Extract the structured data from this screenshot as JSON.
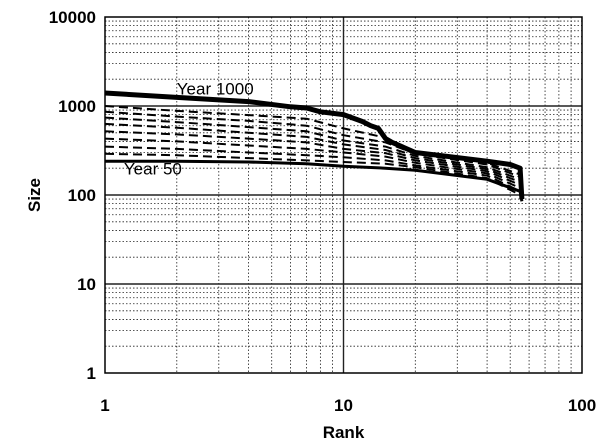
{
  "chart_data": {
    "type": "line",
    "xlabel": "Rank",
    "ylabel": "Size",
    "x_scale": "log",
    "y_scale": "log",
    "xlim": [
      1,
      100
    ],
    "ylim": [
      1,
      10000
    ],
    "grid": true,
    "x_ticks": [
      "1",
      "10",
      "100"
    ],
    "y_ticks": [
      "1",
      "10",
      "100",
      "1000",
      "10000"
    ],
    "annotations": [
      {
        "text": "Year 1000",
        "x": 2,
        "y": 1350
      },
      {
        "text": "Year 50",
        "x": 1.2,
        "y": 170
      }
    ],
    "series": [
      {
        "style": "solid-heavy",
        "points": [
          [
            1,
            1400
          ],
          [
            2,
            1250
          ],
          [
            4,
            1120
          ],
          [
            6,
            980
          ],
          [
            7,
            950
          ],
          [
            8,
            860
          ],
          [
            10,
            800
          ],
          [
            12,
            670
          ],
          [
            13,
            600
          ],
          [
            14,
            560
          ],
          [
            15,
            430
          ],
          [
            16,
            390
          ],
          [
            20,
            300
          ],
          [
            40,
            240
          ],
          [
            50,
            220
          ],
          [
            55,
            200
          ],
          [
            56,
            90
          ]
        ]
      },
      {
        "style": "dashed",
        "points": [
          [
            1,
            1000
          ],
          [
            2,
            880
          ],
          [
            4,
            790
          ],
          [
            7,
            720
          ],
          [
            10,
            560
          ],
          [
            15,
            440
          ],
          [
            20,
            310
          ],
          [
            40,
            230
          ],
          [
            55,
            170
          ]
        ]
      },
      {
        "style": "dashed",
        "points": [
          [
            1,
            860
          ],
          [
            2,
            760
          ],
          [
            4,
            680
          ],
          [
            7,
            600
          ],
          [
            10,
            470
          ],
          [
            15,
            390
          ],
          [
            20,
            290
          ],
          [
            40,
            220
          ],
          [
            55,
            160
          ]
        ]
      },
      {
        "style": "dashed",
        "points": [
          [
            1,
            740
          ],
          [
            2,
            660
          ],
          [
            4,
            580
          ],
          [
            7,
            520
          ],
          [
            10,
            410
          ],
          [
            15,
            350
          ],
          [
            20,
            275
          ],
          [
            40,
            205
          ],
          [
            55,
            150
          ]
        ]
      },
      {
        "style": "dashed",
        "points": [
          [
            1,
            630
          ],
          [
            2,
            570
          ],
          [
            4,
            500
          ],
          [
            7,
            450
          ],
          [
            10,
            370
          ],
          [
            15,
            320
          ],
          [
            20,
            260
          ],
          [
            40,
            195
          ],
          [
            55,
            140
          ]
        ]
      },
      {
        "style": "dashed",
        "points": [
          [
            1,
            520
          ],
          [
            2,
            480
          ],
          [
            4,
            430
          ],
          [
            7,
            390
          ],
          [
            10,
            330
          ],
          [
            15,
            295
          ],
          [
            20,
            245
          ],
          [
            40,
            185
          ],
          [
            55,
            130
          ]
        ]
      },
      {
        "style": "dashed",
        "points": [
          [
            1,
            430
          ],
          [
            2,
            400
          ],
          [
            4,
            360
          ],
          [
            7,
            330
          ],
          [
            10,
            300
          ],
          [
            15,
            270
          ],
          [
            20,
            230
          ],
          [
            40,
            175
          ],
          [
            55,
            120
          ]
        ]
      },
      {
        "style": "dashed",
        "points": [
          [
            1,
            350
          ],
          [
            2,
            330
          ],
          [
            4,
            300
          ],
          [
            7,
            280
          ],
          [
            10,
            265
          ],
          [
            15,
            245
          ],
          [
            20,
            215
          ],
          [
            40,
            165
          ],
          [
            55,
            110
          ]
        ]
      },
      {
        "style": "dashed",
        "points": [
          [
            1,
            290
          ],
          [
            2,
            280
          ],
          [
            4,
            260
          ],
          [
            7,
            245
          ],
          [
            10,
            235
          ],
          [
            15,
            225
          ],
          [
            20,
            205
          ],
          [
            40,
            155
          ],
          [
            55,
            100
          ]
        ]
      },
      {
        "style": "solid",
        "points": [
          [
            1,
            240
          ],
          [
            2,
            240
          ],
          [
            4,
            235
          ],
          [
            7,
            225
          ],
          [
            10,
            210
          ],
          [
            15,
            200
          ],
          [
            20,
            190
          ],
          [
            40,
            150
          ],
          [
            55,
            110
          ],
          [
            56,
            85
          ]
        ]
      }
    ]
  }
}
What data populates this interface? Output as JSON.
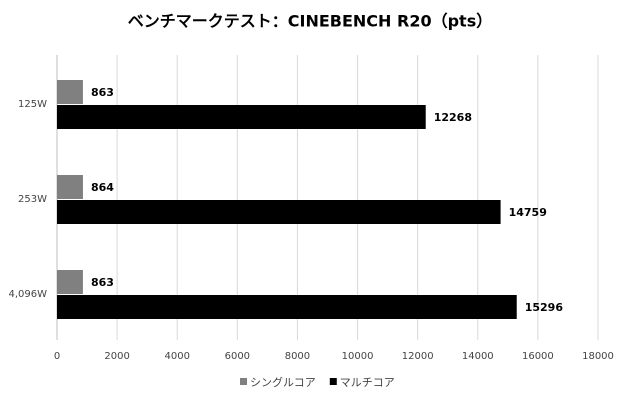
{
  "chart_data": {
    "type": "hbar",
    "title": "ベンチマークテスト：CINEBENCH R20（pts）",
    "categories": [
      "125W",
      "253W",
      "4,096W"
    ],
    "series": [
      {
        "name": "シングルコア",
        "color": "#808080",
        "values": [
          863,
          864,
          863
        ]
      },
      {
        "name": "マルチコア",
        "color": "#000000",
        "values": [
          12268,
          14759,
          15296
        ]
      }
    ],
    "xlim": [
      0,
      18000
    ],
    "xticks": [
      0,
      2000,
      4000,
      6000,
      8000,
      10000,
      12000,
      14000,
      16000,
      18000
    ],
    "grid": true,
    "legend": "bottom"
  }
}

☆ ☆ ☆ ☆ ☆ ☆ ☆

▶ EXERCISE PROMPT: Pictures stay out; retype only the lines from the line containing "What data populates" through the end of the listing, inclusive, exactly as they appear.

▶ EXERCISE OUTPUT:
What data populates this interface? Output as JSON.
{
  "chart_data": {
    "type": "hbar",
    "title": "ベンチマークテスト：CINEBENCH R20（pts）",
    "categories": [
      "125W",
      "253W",
      "4,096W"
    ],
    "series": [
      {
        "name": "シングルコア",
        "color": "#808080",
        "values": [
          863,
          864,
          863
        ]
      },
      {
        "name": "マルチコア",
        "color": "#000000",
        "values": [
          12268,
          14759,
          15296
        ]
      }
    ],
    "xlim": [
      0,
      18000
    ],
    "xticks": [
      0,
      2000,
      4000,
      6000,
      8000,
      10000,
      12000,
      14000,
      16000,
      18000
    ],
    "grid": true,
    "legend": "bottom"
  }
}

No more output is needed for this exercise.